### Passage given

# Who's got the "Ugliest PLow Truck" ?



## NJ Plowman (Dec 10, 2003)

_Ok guys, lets see some pictures here...lets all pitch in and make this post 35 pages long!_ :waving:

*Who has the ugliest plow truck that they use to service commercial accounts? * :yow!:


----------



## genrock (Nov 7, 2005)

I will post a picture after I paint my purple with pink trimming. BTW is there a price awarded here for the ugliest truck or you just wondering. Cmon big money cough up some cash and lets make this real fun.


----------



## Andy N. (Dec 14, 2001)

You could take a brand new truck and sit my ugly ass at the control and it would win hands down.


----------



## repo_man62 (Oct 24, 2004)

Mine is!!!


----------



## JET enterprises (Aug 6, 2005)

i like how the back end is sagging from the rust


----------



## Plowtoy (Dec 15, 2001)

Oh i wish my uncle was still around, He had the uglest 1976 Chevrolet k20 he put his drivers in, It was the nicest NEON ORANGE!!! truck ive ever seen. Uh, it was ugly, but no one ever got in his way in the busy parking lots!!!


----------



## Andy N. (Dec 14, 2001)

Are those speakers on the front seat?


----------



## BushHogBoy (Nov 30, 2000)

Truck I plowed with last year a little bit. 1976 Dodge M880 (military 3/4 ton) Meyer 7.5' (that plow is for sale BTW if anyone is interested).










actually doesn't look as bad in the pics as everyone keeps telling me it was LOL... Ok maybe Repo's is uglier...


----------



## MIAWPUKEK (Dec 18, 2004)

This one is my buddy's old plow truck. It was pretty ugly, but man, what a beast! You could hear it coming a mile away! It's an old 86 GMC with an old 8' unimount western plow.

Now he's got a 2000 GMC with a snowbear plow, pretty nice setup.


----------



## Winter Land Man (Aug 9, 2005)

MIAWPUKEK said:


> This one is my buddy's old plow truck. It was pretty ugly, but man, what a beast! You could hear it coming a mile away! It's an old 86 GMC with an old 8' unimount western plow.

### Stored records
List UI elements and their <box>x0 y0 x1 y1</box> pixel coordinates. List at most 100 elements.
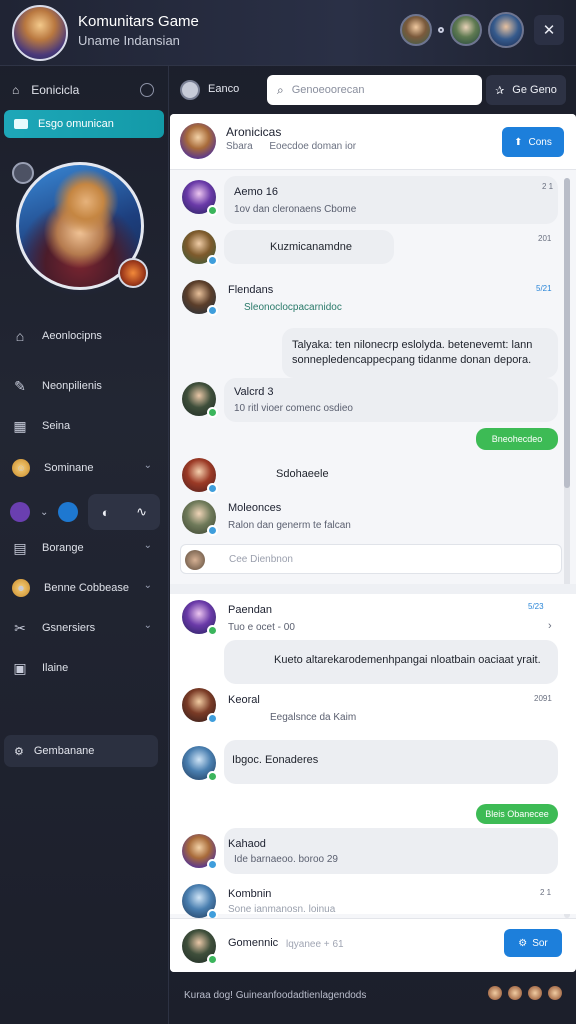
message-bubble <box>224 378 558 422</box>
message-time: 5/23 <box>528 602 544 611</box>
reply-input[interactable]: Cee Dienbnon <box>180 544 562 574</box>
emoji-icon: ☻ <box>12 579 30 597</box>
message-text: 1ov dan cleronaens Cbome <box>234 204 357 215</box>
message-time: 2 1 <box>540 888 552 897</box>
avatar[interactable] <box>182 884 218 920</box>
sidebar-item-label: Borange <box>42 542 84 554</box>
online-status-icon <box>207 859 218 870</box>
avatar[interactable] <box>508 986 522 1000</box>
avatar[interactable] <box>182 382 218 418</box>
avatar[interactable] <box>180 123 216 159</box>
search-icon: ⌕ <box>277 82 284 97</box>
sidebar-item-label: Eonicicla <box>31 83 80 97</box>
reply-placeholder: Cee Dienbnon <box>229 554 293 565</box>
chevron-down-icon: ⌄ <box>143 540 152 551</box>
chat-icon <box>14 119 28 129</box>
close-button[interactable]: ✕ <box>534 15 564 45</box>
community-avatar[interactable] <box>12 5 68 61</box>
sidebar-item-4[interactable]: ▤ Borange ⌄ <box>12 538 158 558</box>
sidebar-item-2[interactable]: ▦ Seina <box>12 416 158 436</box>
search-placeholder: Genoeoorecan <box>291 84 365 96</box>
message-author: Paendan <box>228 604 273 616</box>
section-divider <box>170 584 576 594</box>
header-action-button[interactable]: ✰ Ge Geno <box>486 75 566 105</box>
sidebar-item-1[interactable]: ✎ Neonpilienis <box>12 376 158 396</box>
sidebar-bottom-button[interactable]: ⚙ Gembanane <box>4 735 158 767</box>
app-subtitle: Uname Indansian <box>78 33 180 48</box>
sidebar-item-0[interactable]: ⌂ Aeonlocipns <box>12 326 158 346</box>
sidebar-item-label: Sominane <box>44 462 94 474</box>
image-icon: ▣ <box>13 659 27 676</box>
channel-icon <box>180 80 200 100</box>
online-status-icon <box>207 305 218 316</box>
message-author: Valcrd 3 <box>234 386 274 398</box>
settings-icon: ⚙ <box>14 745 24 758</box>
avatar[interactable] <box>182 180 218 216</box>
message-text: Kueto altarekarodemenhpangai nloatbain o… <box>274 654 541 666</box>
chevron-down-icon[interactable]: ⌄ <box>40 507 48 518</box>
pinned-name: Aronicicas <box>226 125 282 139</box>
avatar[interactable] <box>528 986 542 1000</box>
channel-label: Eanco <box>208 83 240 95</box>
blue-app-icon[interactable] <box>58 502 79 522</box>
online-status-icon <box>207 713 218 724</box>
avatar[interactable] <box>182 834 218 870</box>
profile-card[interactable] <box>12 158 148 296</box>
avatar[interactable] <box>182 746 218 782</box>
main-header: Eanco ⌕ Genoeoorecan ✰ Ge Geno <box>168 66 576 114</box>
composer-hint[interactable]: lqyanee + 61 <box>286 939 344 950</box>
avatar[interactable] <box>488 986 502 1000</box>
online-status-icon <box>207 954 218 965</box>
reply-chip[interactable]: Bleis Obanecee <box>476 804 558 824</box>
chevron-down-icon: ⌄ <box>143 460 152 471</box>
scrollbar-thumb[interactable] <box>564 178 570 488</box>
join-button[interactable]: ⬆ Cons <box>502 127 564 157</box>
sidebar-item-7[interactable]: ▣ Ilaine <box>12 658 158 678</box>
avatar[interactable] <box>548 986 562 1000</box>
message-time: 5/21 <box>536 284 552 293</box>
profile-rank-icon <box>12 162 34 184</box>
sidebar-item-home[interactable]: ⌂ Eonicicla <box>12 82 158 98</box>
sidebar-item-active[interactable]: Esgo omunican <box>4 110 164 138</box>
sidebar: ⌂ Eonicicla Esgo omunican ⌂ Aeonlocipns … <box>0 66 168 1024</box>
friend-avatar[interactable] <box>488 12 524 48</box>
composer-hint-text: lqyanee + <box>286 939 330 950</box>
avatar[interactable] <box>182 230 218 266</box>
message-text: Ibgoc. Eonaderes <box>232 754 319 766</box>
avatar[interactable] <box>182 600 218 636</box>
sidebar-item-6[interactable]: ✂ Gsnersiers ⌄ <box>12 618 158 638</box>
home-icon: ⌂ <box>15 328 25 344</box>
send-button[interactable]: ⚙ Sor <box>504 929 562 957</box>
sidebar-item-3[interactable]: ☺ Sominane ⌄ <box>12 458 158 478</box>
friend-avatar[interactable] <box>400 14 432 46</box>
pinned-sub-b: Eoecdoe doman ior <box>269 141 357 152</box>
sidebar-bottom-label: Gembanane <box>33 745 95 757</box>
join-icon: ⬆ <box>514 136 523 148</box>
sidebar-item-label: Neonpilienis <box>42 380 102 392</box>
sidebar-item-label: Esgo omunican <box>38 118 114 130</box>
avatar[interactable] <box>182 500 218 536</box>
message-author: Moleonces <box>228 502 282 514</box>
circle-icon <box>140 83 154 97</box>
friend-avatar[interactable] <box>450 14 482 46</box>
message-text: Kuzmicanamdne <box>270 241 352 253</box>
purple-app-icon[interactable] <box>10 502 30 522</box>
message-text: Tuo e ocet - 00 <box>228 622 295 633</box>
online-friends: ✕ <box>400 12 564 48</box>
pinned-message[interactable]: Aronicicas Sbara Eoecdoe doman ior ⬆ Con… <box>170 114 576 170</box>
sidebar-item-5[interactable]: ☻ Benne Cobbease ⌄ <box>12 578 158 598</box>
avatar[interactable] <box>182 929 218 965</box>
reply-chip[interactable]: Bneohecdeo <box>476 428 558 450</box>
controller-toggle[interactable]: ◐ ∿ <box>88 494 161 530</box>
avatar[interactable] <box>182 688 218 724</box>
chat-panel: Aronicicas Sbara Eoecdoe doman ior ⬆ Con… <box>170 114 576 972</box>
avatar[interactable] <box>182 280 218 316</box>
avatar[interactable] <box>182 458 218 494</box>
home-icon: ⌂ <box>12 83 20 97</box>
chevron-right-icon[interactable]: › <box>548 620 552 632</box>
send-icon: ⚙ <box>518 937 528 949</box>
composer-name: Gomennic <box>228 937 279 949</box>
search-input[interactable]: ⌕ Genoeoorecan <box>267 75 482 105</box>
message-text: Eegalsnce da Kaim <box>270 712 357 723</box>
status-footer: Kuraa dog! Guineanfoodadtienlagendods <box>0 972 576 1024</box>
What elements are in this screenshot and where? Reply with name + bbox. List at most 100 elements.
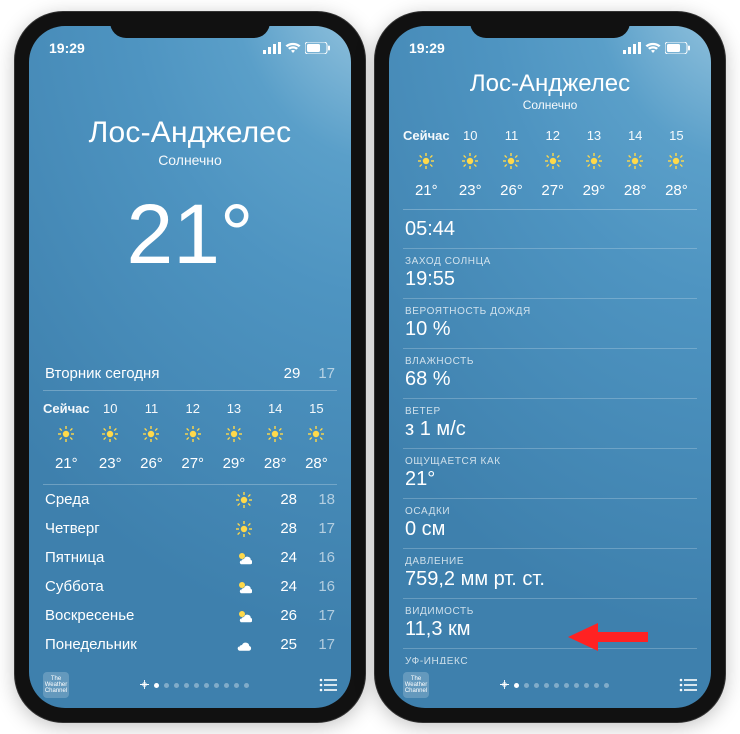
detail-value: 10 % xyxy=(405,318,695,341)
day-name: Понедельник xyxy=(45,636,225,653)
daily-forecast[interactable]: Среда 28 18Четверг 28 17Пятница 24 16Суб… xyxy=(43,485,337,664)
weather-screen-details[interactable]: 19:29 Лос-Анджелес Солнечно Сейчас 21°10… xyxy=(389,26,711,708)
hour-label: 11 xyxy=(505,128,519,143)
weather-channel-logo[interactable]: TheWeatherChannel xyxy=(403,672,429,698)
hour-label: 13 xyxy=(587,128,601,143)
daily-row: Суббота 24 16 xyxy=(43,572,337,601)
hourly-item: 10 23° xyxy=(450,128,491,199)
city-list-icon[interactable] xyxy=(319,678,337,692)
status-icons xyxy=(263,42,331,54)
hour-label: 14 xyxy=(268,401,282,416)
battery-icon xyxy=(305,42,331,54)
hour-temp: 28° xyxy=(264,455,287,472)
day-low: 17 xyxy=(305,607,335,624)
detail-label: УФ-ИНДЕКС xyxy=(405,656,695,664)
detail-value: 759,2 мм рт. ст. xyxy=(405,568,695,591)
hour-label: 12 xyxy=(545,128,559,143)
page-dot xyxy=(214,683,219,688)
detail-row: ОСАДКИ0 см xyxy=(403,499,697,549)
hourly-item: 11 26° xyxy=(131,401,172,472)
hour-temp: 28° xyxy=(624,182,647,199)
hourly-item: 13 29° xyxy=(573,128,614,199)
detail-label: ВЛАЖНОСТЬ xyxy=(405,356,695,367)
detail-row: 05:44 xyxy=(403,210,697,249)
page-dot xyxy=(554,683,559,688)
hour-label: Сейчас xyxy=(43,401,90,416)
day-name: Пятница xyxy=(45,549,225,566)
page-dots[interactable] xyxy=(140,678,249,692)
hour-temp: 21° xyxy=(55,455,78,472)
city-list-icon[interactable] xyxy=(679,678,697,692)
hour-temp: 29° xyxy=(223,455,246,472)
detail-label: ВИДИМОСТЬ xyxy=(405,606,695,617)
detail-value: з 1 м/с xyxy=(405,418,695,441)
detail-row: ВЕТЕРз 1 м/с xyxy=(403,399,697,449)
hourly-item: 12 27° xyxy=(532,128,573,199)
weather-channel-logo[interactable]: TheWeatherChannel xyxy=(43,672,69,698)
wifi-icon xyxy=(645,42,661,54)
sun-icon xyxy=(102,426,118,445)
daily-row: Воскресенье 26 17 xyxy=(43,601,337,630)
weather-icon xyxy=(233,579,255,595)
hour-temp: 27° xyxy=(181,455,204,472)
detail-row: ДАВЛЕНИЕ759,2 мм рт. ст. xyxy=(403,549,697,599)
day-name: Четверг xyxy=(45,520,225,537)
detail-row: ВИДИМОСТЬ11,3 км xyxy=(403,599,697,649)
day-high: 24 xyxy=(263,578,297,595)
page-dot xyxy=(244,683,249,688)
detail-value: 68 % xyxy=(405,368,695,391)
detail-row: ЗАХОД СОЛНЦА19:55 xyxy=(403,249,697,299)
bottom-toolbar: TheWeatherChannel xyxy=(29,664,351,708)
wifi-icon xyxy=(285,42,301,54)
detail-label: ДАВЛЕНИЕ xyxy=(405,556,695,567)
hour-label: Сейчас xyxy=(403,128,450,143)
detail-row: ОЩУЩАЕТСЯ КАК21° xyxy=(403,449,697,499)
day-high: 24 xyxy=(263,549,297,566)
hourly-item: 15 28° xyxy=(296,401,337,472)
hourly-item: 10 23° xyxy=(90,401,131,472)
page-dot xyxy=(174,683,179,688)
city-name: Лос-Анджелес xyxy=(403,70,697,98)
day-high: 28 xyxy=(263,520,297,537)
detail-label: ОСАДКИ xyxy=(405,506,695,517)
sun-icon xyxy=(58,426,74,445)
phone-right: 19:29 Лос-Анджелес Солнечно Сейчас 21°10… xyxy=(375,12,725,722)
hourly-item: 13 29° xyxy=(213,401,254,472)
hour-label: 10 xyxy=(463,128,477,143)
detail-value: 19:55 xyxy=(405,268,695,291)
today-high: 29 xyxy=(284,365,301,382)
detail-row: УФ-ИНДЕКС4 xyxy=(403,649,697,664)
sun-icon xyxy=(226,426,242,445)
page-dot xyxy=(194,683,199,688)
day-high: 28 xyxy=(263,491,297,508)
hour-temp: 28° xyxy=(305,455,328,472)
page-dots[interactable] xyxy=(500,678,609,692)
weather-details[interactable]: 05:44ЗАХОД СОЛНЦА19:55ВЕРОЯТНОСТЬ ДОЖДЯ1… xyxy=(403,210,697,664)
hourly-forecast[interactable]: Сейчас 21°10 23°11 26°12 27°13 29°14 28°… xyxy=(403,126,697,210)
page-dot xyxy=(154,683,159,688)
phone-left: 19:29 Лос-Анджелес Солнечно 21° Вторник … xyxy=(15,12,365,722)
hour-label: 12 xyxy=(185,401,199,416)
today-low: 17 xyxy=(318,365,335,382)
hour-label: 11 xyxy=(145,401,159,416)
city-header: Лос-Анджелес Солнечно 21° xyxy=(43,116,337,283)
hour-temp: 29° xyxy=(583,182,606,199)
notch xyxy=(470,12,630,38)
hour-temp: 21° xyxy=(415,182,438,199)
city-header-compact: Лос-Анджелес Солнечно xyxy=(403,70,697,112)
weather-icon xyxy=(233,637,255,653)
weather-screen-main[interactable]: 19:29 Лос-Анджелес Солнечно 21° Вторник … xyxy=(29,26,351,708)
status-time: 19:29 xyxy=(49,40,85,56)
hour-temp: 26° xyxy=(140,455,163,472)
sun-icon xyxy=(418,153,434,172)
detail-row: ВЕРОЯТНОСТЬ ДОЖДЯ10 % xyxy=(403,299,697,349)
day-name: Воскресенье xyxy=(45,607,225,624)
hour-label: 13 xyxy=(227,401,241,416)
weather-icon xyxy=(233,492,255,508)
weather-icon xyxy=(233,608,255,624)
hourly-item: 15 28° xyxy=(656,128,697,199)
day-high: 26 xyxy=(263,607,297,624)
hourly-forecast[interactable]: Сейчас 21°10 23°11 26°12 27°13 29°14 28°… xyxy=(43,391,337,485)
sun-icon xyxy=(185,426,201,445)
page-dot xyxy=(514,683,519,688)
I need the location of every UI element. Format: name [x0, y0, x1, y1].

### Exercises to complete
a. Transcribe the plow truck thread word for word, everything from "Are those speakers" down to "anyone is interested).".
b. In the plow truck thread, what reason is given for the back end of the truck sagging?
The listing has no connection to the plow truck thread.

### Exercise results
a.
Are those speakers on the front seat?


----------



## BushHogBoy (Nov 30, 2000)

Truck I plowed with last year a little bit. 1976 Dodge M880 (military 3/4 ton) Meyer 7.5' (that plow is for sale BTW if anyone is interested).

b. The back end is sagging from the rust.